EXERCISE BRIEF:
Reproduce the listing below in its entirety. Change nothing.

-.-.-

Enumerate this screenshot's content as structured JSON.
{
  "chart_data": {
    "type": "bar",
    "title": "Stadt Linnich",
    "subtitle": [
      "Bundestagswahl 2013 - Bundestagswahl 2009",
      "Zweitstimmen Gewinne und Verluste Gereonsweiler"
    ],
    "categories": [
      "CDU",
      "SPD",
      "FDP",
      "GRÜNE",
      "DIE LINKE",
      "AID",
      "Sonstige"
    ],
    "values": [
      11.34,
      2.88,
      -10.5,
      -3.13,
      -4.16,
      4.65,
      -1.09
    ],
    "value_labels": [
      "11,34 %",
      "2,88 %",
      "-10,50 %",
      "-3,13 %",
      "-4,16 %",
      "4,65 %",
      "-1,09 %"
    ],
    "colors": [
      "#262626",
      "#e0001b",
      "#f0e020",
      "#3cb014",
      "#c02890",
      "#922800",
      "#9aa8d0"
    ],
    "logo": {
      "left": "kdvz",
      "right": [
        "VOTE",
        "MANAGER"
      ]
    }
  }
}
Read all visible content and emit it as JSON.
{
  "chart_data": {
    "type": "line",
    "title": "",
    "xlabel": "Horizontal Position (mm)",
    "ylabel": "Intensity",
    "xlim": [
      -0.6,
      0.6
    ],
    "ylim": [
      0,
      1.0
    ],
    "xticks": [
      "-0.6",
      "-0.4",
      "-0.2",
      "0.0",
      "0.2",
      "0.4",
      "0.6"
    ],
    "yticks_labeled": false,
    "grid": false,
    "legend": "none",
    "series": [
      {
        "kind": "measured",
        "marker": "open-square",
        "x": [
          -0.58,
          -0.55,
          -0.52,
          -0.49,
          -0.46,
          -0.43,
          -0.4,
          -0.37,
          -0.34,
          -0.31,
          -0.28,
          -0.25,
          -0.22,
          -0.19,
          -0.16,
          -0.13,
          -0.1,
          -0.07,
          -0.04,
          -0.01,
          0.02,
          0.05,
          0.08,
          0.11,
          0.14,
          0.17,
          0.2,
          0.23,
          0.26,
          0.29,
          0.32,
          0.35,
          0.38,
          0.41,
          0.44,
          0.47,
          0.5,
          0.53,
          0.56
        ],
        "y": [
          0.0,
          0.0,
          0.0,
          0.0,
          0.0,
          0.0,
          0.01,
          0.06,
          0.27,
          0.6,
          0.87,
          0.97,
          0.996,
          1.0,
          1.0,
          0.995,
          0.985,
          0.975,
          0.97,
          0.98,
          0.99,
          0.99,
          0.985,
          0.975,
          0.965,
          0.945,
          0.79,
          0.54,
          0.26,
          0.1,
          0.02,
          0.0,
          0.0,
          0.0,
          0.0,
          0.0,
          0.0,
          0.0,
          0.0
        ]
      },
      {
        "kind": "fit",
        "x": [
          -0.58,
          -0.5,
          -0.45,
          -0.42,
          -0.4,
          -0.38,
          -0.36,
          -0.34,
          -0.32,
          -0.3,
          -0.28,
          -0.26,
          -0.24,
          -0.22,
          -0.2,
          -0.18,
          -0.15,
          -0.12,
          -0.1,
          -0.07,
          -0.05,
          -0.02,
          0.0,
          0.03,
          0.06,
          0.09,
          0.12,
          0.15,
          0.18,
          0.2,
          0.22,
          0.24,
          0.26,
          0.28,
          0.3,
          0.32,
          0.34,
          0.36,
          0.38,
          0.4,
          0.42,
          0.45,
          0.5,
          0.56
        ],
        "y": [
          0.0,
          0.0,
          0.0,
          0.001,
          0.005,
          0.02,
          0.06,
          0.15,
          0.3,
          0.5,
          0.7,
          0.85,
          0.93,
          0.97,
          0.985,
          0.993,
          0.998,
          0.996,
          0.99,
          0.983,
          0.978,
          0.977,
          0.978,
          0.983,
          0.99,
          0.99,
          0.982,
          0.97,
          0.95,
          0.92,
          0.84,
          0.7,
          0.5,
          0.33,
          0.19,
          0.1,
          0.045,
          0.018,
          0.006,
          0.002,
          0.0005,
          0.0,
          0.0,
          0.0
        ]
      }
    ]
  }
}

-.-.-

RESPONSE TO THIS TASK:
Enumerate this screenshot's content as structured JSON.
{
  "chart_data": {
    "type": "bar",
    "title": "Stadt Linnich",
    "subtitle": [
      "Bundestagswahl 2013 - Bundestagswahl 2009",
      "Zweitstimmen Gewinne und Verluste Gereonsweiler"
    ],
    "categories": [
      "CDU",
      "SPD",
      "FDP",
      "GRÜNE",
      "DIE LINKE",
      "AID",
      "Sonstige"
    ],
    "values": [
      11.34,
      2.88,
      -10.5,
      -3.13,
      -4.16,
      4.65,
      -1.09
    ],
    "value_labels": [
      "11,34 %",
      "2,88 %",
      "-10,50 %",
      "-3,13 %",
      "-4,16 %",
      "4,65 %",
      "-1,09 %"
    ],
    "colors": [
      "#262626",
      "#e0001b",
      "#f0e020",
      "#3cb014",
      "#c02890",
      "#922800",
      "#9aa8d0"
    ],
    "logo": {
      "left": "kdvz",
      "right": [
        "VOTE",
        "MANAGER"
      ]
    }
  }
}
Read all visible content and emit it as JSON.
{
  "chart_data": {
    "type": "line",
    "title": "",
    "xlabel": "Horizontal Position (mm)",
    "ylabel": "Intensity",
    "xlim": [
      -0.6,
      0.6
    ],
    "ylim": [
      0,
      1.0
    ],
    "xticks": [
      "-0.6",
      "-0.4",
      "-0.2",
      "0.0",
      "0.2",
      "0.4",
      "0.6"
    ],
    "yticks_labeled": false,
    "grid": false,
    "legend": "none",
    "series": [
      {
        "kind": "measured",
        "marker": "open-square",
        "x": [
          -0.58,
          -0.55,
          -0.52,
          -0.49,
          -0.46,
          -0.43,
          -0.4,
          -0.37,
          -0.34,
          -0.31,
          -0.28,
          -0.25,
          -0.22,
          -0.19,
          -0.16,
          -0.13,
          -0.1,
          -0.07,
          -0.04,
          -0.01,
          0.02,
          0.05,
          0.08,
          0.11,
          0.14,
          0.17,
          0.2,
          0.23,
          0.26,
          0.29,
          0.32,
          0.35,
          0.38,
          0.41,
          0.44,
          0.47,
          0.5,
          0.53,
          0.56
        ],
        "y": [
          0.0,
          0.0,
          0.0,
          0.0,
          0.0,
          0.0,
          0.01,
          0.06,
          0.27,
          0.6,
          0.87,
          0.97,
          0.996,
          1.0,
          1.0,
          0.995,
          0.985,
          0.975,
          0.97,
          0.98,
          0.99,
          0.99,
          0.985,
          0.975,
          0.965,
          0.945,
          0.79,
          0.54,
          0.26,
          0.1,
          0.02,
          0.0,
          0.0,
          0.0,
          0.0,
          0.0,
          0.0,
          0.0,
          0.0
        ]
      },
      {
        "kind": "fit",
        "x": [
          -0.58,
          -0.5,
          -0.45,
          -0.42,
          -0.4,
          -0.38,
          -0.36,
          -0.34,
          -0.32,
          -0.3,
          -0.28,
          -0.26,
          -0.24,
          -0.22,
          -0.2,
          -0.18,
          -0.15,
          -0.12,
          -0.1,
          -0.07,
          -0.05,
          -0.02,
          0.0,
          0.03,
          0.06,
          0.09,
          0.12,
          0.15,
          0.18,
          0.2,
          0.22,
          0.24,
          0.26,
          0.28,
          0.3,
          0.32,
          0.34,
          0.36,
          0.38,
          0.4,
          0.42,
          0.45,
          0.5,
          0.56
        ],
        "y": [
          0.0,
          0.0,
          0.0,
          0.001,
          0.005,
          0.02,
          0.06,
          0.15,
          0.3,
          0.5,
          0.7,
          0.85,
          0.93,
          0.97,
          0.985,
          0.993,
          0.998,
          0.996,
          0.99,
          0.983,
          0.978,
          0.977,
          0.978,
          0.983,
          0.99,
          0.99,
          0.982,
          0.97,
          0.95,
          0.92,
          0.84,
          0.7,
          0.5,
          0.33,
          0.19,
          0.1,
          0.045,
          0.018,
          0.006,
          0.002,
          0.0005,
          0.0,
          0.0,
          0.0
        ]
      }
    ]
  }
}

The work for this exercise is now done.